» **What to do**
Leaving out every picture, quote the data below exactly as it appears.
━━━━━ Extracted material ━━━━━
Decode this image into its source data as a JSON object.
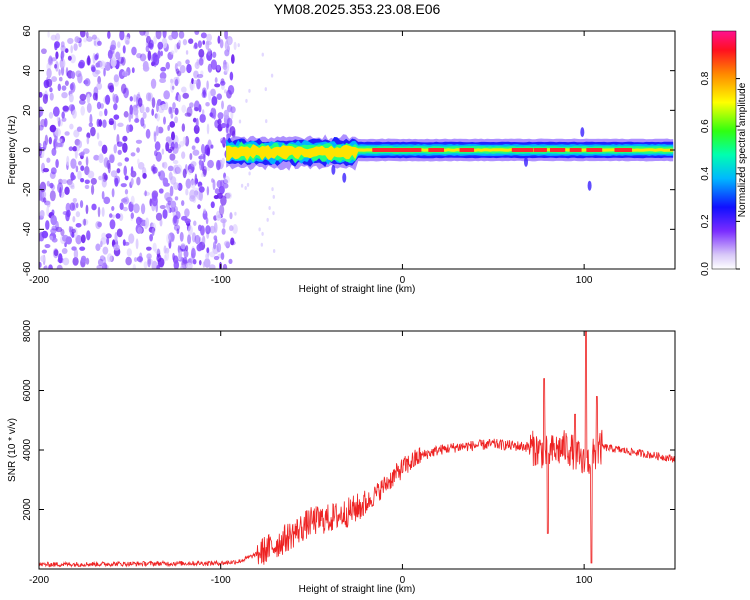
{
  "title": "YM08.2025.353.23.08.E06",
  "chart_data": [
    {
      "type": "heatmap",
      "xlabel": "Height of straight line (km)",
      "ylabel": "Frequency (Hz)",
      "xlim": [
        -200,
        150
      ],
      "ylim": [
        -60,
        60
      ],
      "xticks": [
        -200,
        -100,
        0,
        100
      ],
      "xtick_labels": [
        "-200",
        "-100",
        "0",
        "100"
      ],
      "yticks": [
        -60,
        -40,
        -20,
        0,
        20,
        40,
        60
      ],
      "ytick_labels": [
        "-60",
        "-40",
        "-20",
        "0",
        "20",
        "40",
        "60"
      ],
      "colorbar": {
        "label": "Normalized spectral amplitude",
        "range": [
          0,
          1
        ],
        "ticks": [
          0,
          0.2,
          0.4,
          0.6,
          0.8
        ],
        "tick_labels": [
          "0.0",
          "0.2",
          "0.4",
          "0.6",
          "0.8"
        ]
      },
      "noise_region_x": [
        -200,
        -92
      ],
      "ridge_center_hz": 0,
      "ridge_halfwidth_hz": 4
    },
    {
      "type": "line",
      "xlabel": "Height of straight line (km)",
      "ylabel": "SNR (10 * v/v)",
      "xlim": [
        -200,
        150
      ],
      "ylim": [
        0,
        8000
      ],
      "xticks": [
        -200,
        -100,
        0,
        100
      ],
      "xtick_labels": [
        "-200",
        "-100",
        "0",
        "100"
      ],
      "yticks": [
        2000,
        4000,
        6000,
        8000
      ],
      "ytick_labels": [
        "2000",
        "4000",
        "6000",
        "8000"
      ],
      "series": [
        {
          "name": "SNR",
          "color": "#ee2222",
          "envelope_x": [
            -200,
            -100,
            -90,
            -80,
            -70,
            -60,
            -50,
            -40,
            -30,
            -20,
            -10,
            0,
            10,
            20,
            30,
            40,
            50,
            60,
            70,
            75,
            80,
            85,
            90,
            95,
            100,
            105,
            110,
            120,
            130,
            140,
            150
          ],
          "envelope_y": [
            150,
            200,
            250,
            500,
            800,
            1200,
            1600,
            1700,
            1900,
            2200,
            2800,
            3400,
            3800,
            4000,
            4100,
            4150,
            4200,
            4150,
            4100,
            4000,
            3900,
            4000,
            4100,
            3900,
            3500,
            3800,
            4100,
            4000,
            3900,
            3800,
            3700
          ],
          "spikes": [
            {
              "x": 78,
              "y": 6400
            },
            {
              "x": 80,
              "y": 1200
            },
            {
              "x": 95,
              "y": 5200
            },
            {
              "x": 101,
              "y": 8000
            },
            {
              "x": 104,
              "y": 200
            },
            {
              "x": 107,
              "y": 5800
            }
          ]
        }
      ]
    }
  ]
}
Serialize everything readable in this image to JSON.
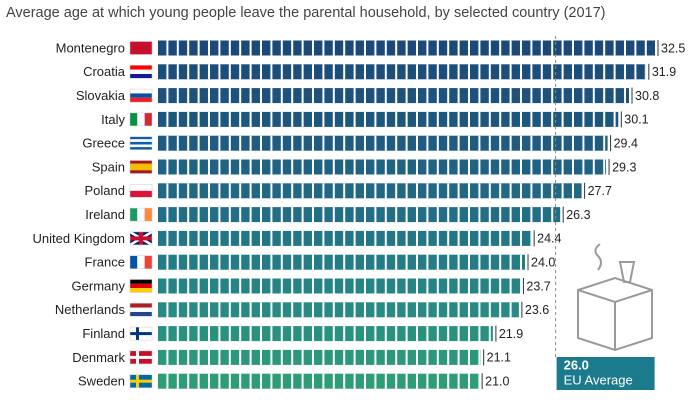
{
  "chart_data": {
    "type": "bar",
    "orientation": "horizontal",
    "title": "Average age at which young people leave the parental household, by selected country (2017)",
    "categories": [
      "Montenegro",
      "Croatia",
      "Slovakia",
      "Italy",
      "Greece",
      "Spain",
      "Poland",
      "Ireland",
      "United Kingdom",
      "France",
      "Germany",
      "Netherlands",
      "Finland",
      "Denmark",
      "Sweden"
    ],
    "values": [
      32.5,
      31.9,
      30.8,
      30.1,
      29.4,
      29.3,
      27.7,
      26.3,
      24.4,
      24.0,
      23.7,
      23.6,
      21.9,
      21.1,
      21.0
    ],
    "value_labels": [
      "32.5",
      "31.9",
      "30.8",
      "30.1",
      "29.4",
      "29.3",
      "27.7",
      "26.3",
      "24.4",
      "24.0",
      "23.7",
      "23.6",
      "21.9",
      "21.1",
      "21.0"
    ],
    "colors": [
      "#1c4a78",
      "#1c4e7a",
      "#1d527c",
      "#1e577e",
      "#1f5c80",
      "#206282",
      "#216884",
      "#226f85",
      "#237686",
      "#247d86",
      "#268485",
      "#288a83",
      "#2a9180",
      "#2c977c",
      "#2e9c78"
    ],
    "reference_line": {
      "value": 26.0,
      "value_label": "26.0",
      "label": "EU Average",
      "color": "#1b7a8c"
    }
  }
}
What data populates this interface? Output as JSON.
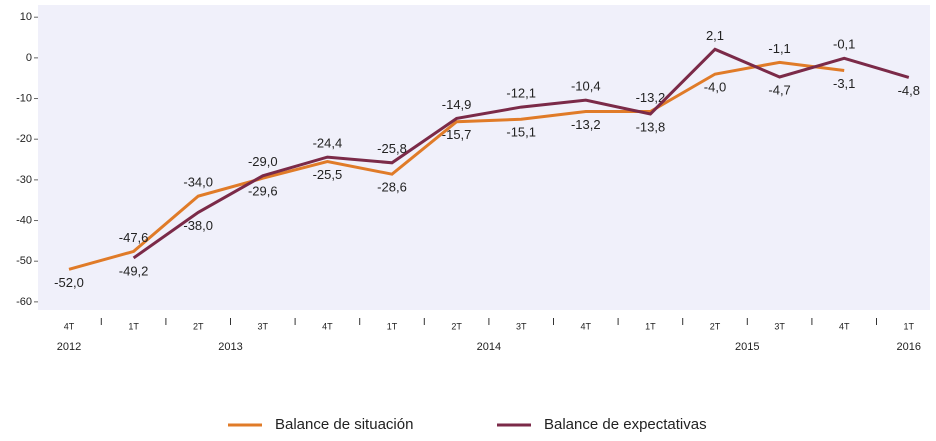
{
  "chart_data": {
    "type": "line",
    "categories": [
      "4T",
      "1T",
      "2T",
      "3T",
      "4T",
      "1T",
      "2T",
      "3T",
      "4T",
      "1T",
      "2T",
      "3T",
      "4T",
      "1T"
    ],
    "groups": [
      {
        "label": "2012",
        "count": 1
      },
      {
        "label": "2013",
        "count": 4
      },
      {
        "label": "2014",
        "count": 4
      },
      {
        "label": "2015",
        "count": 4
      },
      {
        "label": "2016",
        "count": 1
      }
    ],
    "series": [
      {
        "name": "Balance de situación",
        "color": "#e07b28",
        "values": [
          -52.0,
          -47.6,
          -34.0,
          -29.6,
          -25.5,
          -28.6,
          -15.7,
          -15.1,
          -13.2,
          -13.2,
          -4.0,
          -1.1,
          -3.1,
          null
        ],
        "value_labels": [
          "-52,0",
          "-47,6",
          "-34,0",
          "-29,6",
          "-25,5",
          "-28,6",
          "-15,7",
          "-15,1",
          "-13,2",
          "-13,2",
          "-4,0",
          "-1,1",
          "-3,1",
          null
        ]
      },
      {
        "name": "Balance de expectativas",
        "color": "#7b2a48",
        "values": [
          null,
          -49.2,
          -38.0,
          -29.0,
          -24.4,
          -25.8,
          -14.9,
          -12.1,
          -10.4,
          -13.8,
          2.1,
          -4.7,
          -0.1,
          -4.8
        ],
        "value_labels": [
          null,
          "-49,2",
          "-38,0",
          "-29,0",
          "-24,4",
          "-25,8",
          "-14,9",
          "-12,1",
          "-10,4",
          "-13,8",
          "2,1",
          "-4,7",
          "-0,1",
          "-4,8"
        ]
      }
    ],
    "ylim": [
      -62,
      13
    ],
    "yticks": [
      10,
      0,
      -10,
      -20,
      -30,
      -40,
      -50,
      -60
    ],
    "legend": "bottom"
  }
}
━━━━━
» **Exercise answer**
Decode this image into its source data as a JSON object.
{
  "title": "YM08.2025.353.23.08.E06",
  "chart_data": [
    {
      "type": "heatmap",
      "xlabel": "Height of straight line (km)",
      "ylabel": "Frequency (Hz)",
      "xlim": [
        -200,
        150
      ],
      "ylim": [
        -60,
        60
      ],
      "xticks": [
        -200,
        -100,
        0,
        100
      ],
      "xtick_labels": [
        "-200",
        "-100",
        "0",
        "100"
      ],
      "yticks": [
        -60,
        -40,
        -20,
        0,
        20,
        40,
        60
      ],
      "ytick_labels": [
        "-60",
        "-40",
        "-20",
        "0",
        "20",
        "40",
        "60"
      ],
      "colorbar": {
        "label": "Normalized spectral amplitude",
        "range": [
          0,
          1
        ],
        "ticks": [
          0,
          0.2,
          0.4,
          0.6,
          0.8
        ],
        "tick_labels": [
          "0.0",
          "0.2",
          "0.4",
          "0.6",
          "0.8"
        ]
      },
      "noise_region_x": [
        -200,
        -92
      ],
      "ridge_center_hz": 0,
      "ridge_halfwidth_hz": 4
    },
    {
      "type": "line",
      "xlabel": "Height of straight line (km)",
      "ylabel": "SNR (10 * v/v)",
      "xlim": [
        -200,
        150
      ],
      "ylim": [
        0,
        8000
      ],
      "xticks": [
        -200,
        -100,
        0,
        100
      ],
      "xtick_labels": [
        "-200",
        "-100",
        "0",
        "100"
      ],
      "yticks": [
        2000,
        4000,
        6000,
        8000
      ],
      "ytick_labels": [
        "2000",
        "4000",
        "6000",
        "8000"
      ],
      "series": [
        {
          "name": "SNR",
          "color": "#ee2222",
          "envelope_x": [
            -200,
            -100,
            -90,
            -80,
            -70,
            -60,
            -50,
            -40,
            -30,
            -20,
            -10,
            0,
            10,
            20,
            30,
            40,
            50,
            60,
            70,
            75,
            80,
            85,
            90,
            95,
            100,
            105,
            110,
            120,
            130,
            140,
            150
          ],
          "envelope_y": [
            150,
            200,
            250,
            500,
            800,
            1200,
            1600,
            1700,
            1900,
            2200,
            2800,
            3400,
            3800,
            4000,
            4100,
            4150,
            4200,
            4150,
            4100,
            4000,
            3900,
            4000,
            4100,
            3900,
            3500,
            3800,
            4100,
            4000,
            3900,
            3800,
            3700
          ],
          "spikes": [
            {
              "x": 78,
              "y": 6400
            },
            {
              "x": 80,
              "y": 1200
            },
            {
              "x": 95,
              "y": 5200
            },
            {
              "x": 101,
              "y": 8000
            },
            {
              "x": 104,
              "y": 200
            },
            {
              "x": 107,
              "y": 5800
            }
          ]
        }
      ]
    }
  ]
}
Serialize everything readable in this image to JSON.
{
  "chart_data": {
    "type": "bar",
    "orientation": "horizontal",
    "title": "Average age at which young people leave the parental household, by selected country (2017)",
    "categories": [
      "Montenegro",
      "Croatia",
      "Slovakia",
      "Italy",
      "Greece",
      "Spain",
      "Poland",
      "Ireland",
      "United Kingdom",
      "France",
      "Germany",
      "Netherlands",
      "Finland",
      "Denmark",
      "Sweden"
    ],
    "values": [
      32.5,
      31.9,
      30.8,
      30.1,
      29.4,
      29.3,
      27.7,
      26.3,
      24.4,
      24.0,
      23.7,
      23.6,
      21.9,
      21.1,
      21.0
    ],
    "value_labels": [
      "32.5",
      "31.9",
      "30.8",
      "30.1",
      "29.4",
      "29.3",
      "27.7",
      "26.3",
      "24.4",
      "24.0",
      "23.7",
      "23.6",
      "21.9",
      "21.1",
      "21.0"
    ],
    "colors": [
      "#1c4a78",
      "#1c4e7a",
      "#1d527c",
      "#1e577e",
      "#1f5c80",
      "#206282",
      "#216884",
      "#226f85",
      "#237686",
      "#247d86",
      "#268485",
      "#288a83",
      "#2a9180",
      "#2c977c",
      "#2e9c78"
    ],
    "reference_line": {
      "value": 26.0,
      "value_label": "26.0",
      "label": "EU Average",
      "color": "#1b7a8c"
    }
  }
}
What data populates this interface? Output as JSON.
{
  "chart_data": {
    "type": "line",
    "categories": [
      "4T",
      "1T",
      "2T",
      "3T",
      "4T",
      "1T",
      "2T",
      "3T",
      "4T",
      "1T",
      "2T",
      "3T",
      "4T",
      "1T"
    ],
    "groups": [
      {
        "label": "2012",
        "count": 1
      },
      {
        "label": "2013",
        "count": 4
      },
      {
        "label": "2014",
        "count": 4
      },
      {
        "label": "2015",
        "count": 4
      },
      {
        "label": "2016",
        "count": 1
      }
    ],
    "series": [
      {
        "name": "Balance de situación",
        "color": "#e07b28",
        "values": [
          -52.0,
          -47.6,
          -34.0,
          -29.6,
          -25.5,
          -28.6,
          -15.7,
          -15.1,
          -13.2,
          -13.2,
          -4.0,
          -1.1,
          -3.1,
          null
        ],
        "value_labels": [
          "-52,0",
          "-47,6",
          "-34,0",
          "-29,6",
          "-25,5",
          "-28,6",
          "-15,7",
          "-15,1",
          "-13,2",
          "-13,2",
          "-4,0",
          "-1,1",
          "-3,1",
          null
        ]
      },
      {
        "name": "Balance de expectativas",
        "color": "#7b2a48",
        "values": [
          null,
          -49.2,
          -38.0,
          -29.0,
          -24.4,
          -25.8,
          -14.9,
          -12.1,
          -10.4,
          -13.8,
          2.1,
          -4.7,
          -0.1,
          -4.8
        ],
        "value_labels": [
          null,
          "-49,2",
          "-38,0",
          "-29,0",
          "-24,4",
          "-25,8",
          "-14,9",
          "-12,1",
          "-10,4",
          "-13,8",
          "2,1",
          "-4,7",
          "-0,1",
          "-4,8"
        ]
      }
    ],
    "ylim": [
      -62,
      13
    ],
    "yticks": [
      10,
      0,
      -10,
      -20,
      -30,
      -40,
      -50,
      -60
    ],
    "legend": "bottom"
  }
}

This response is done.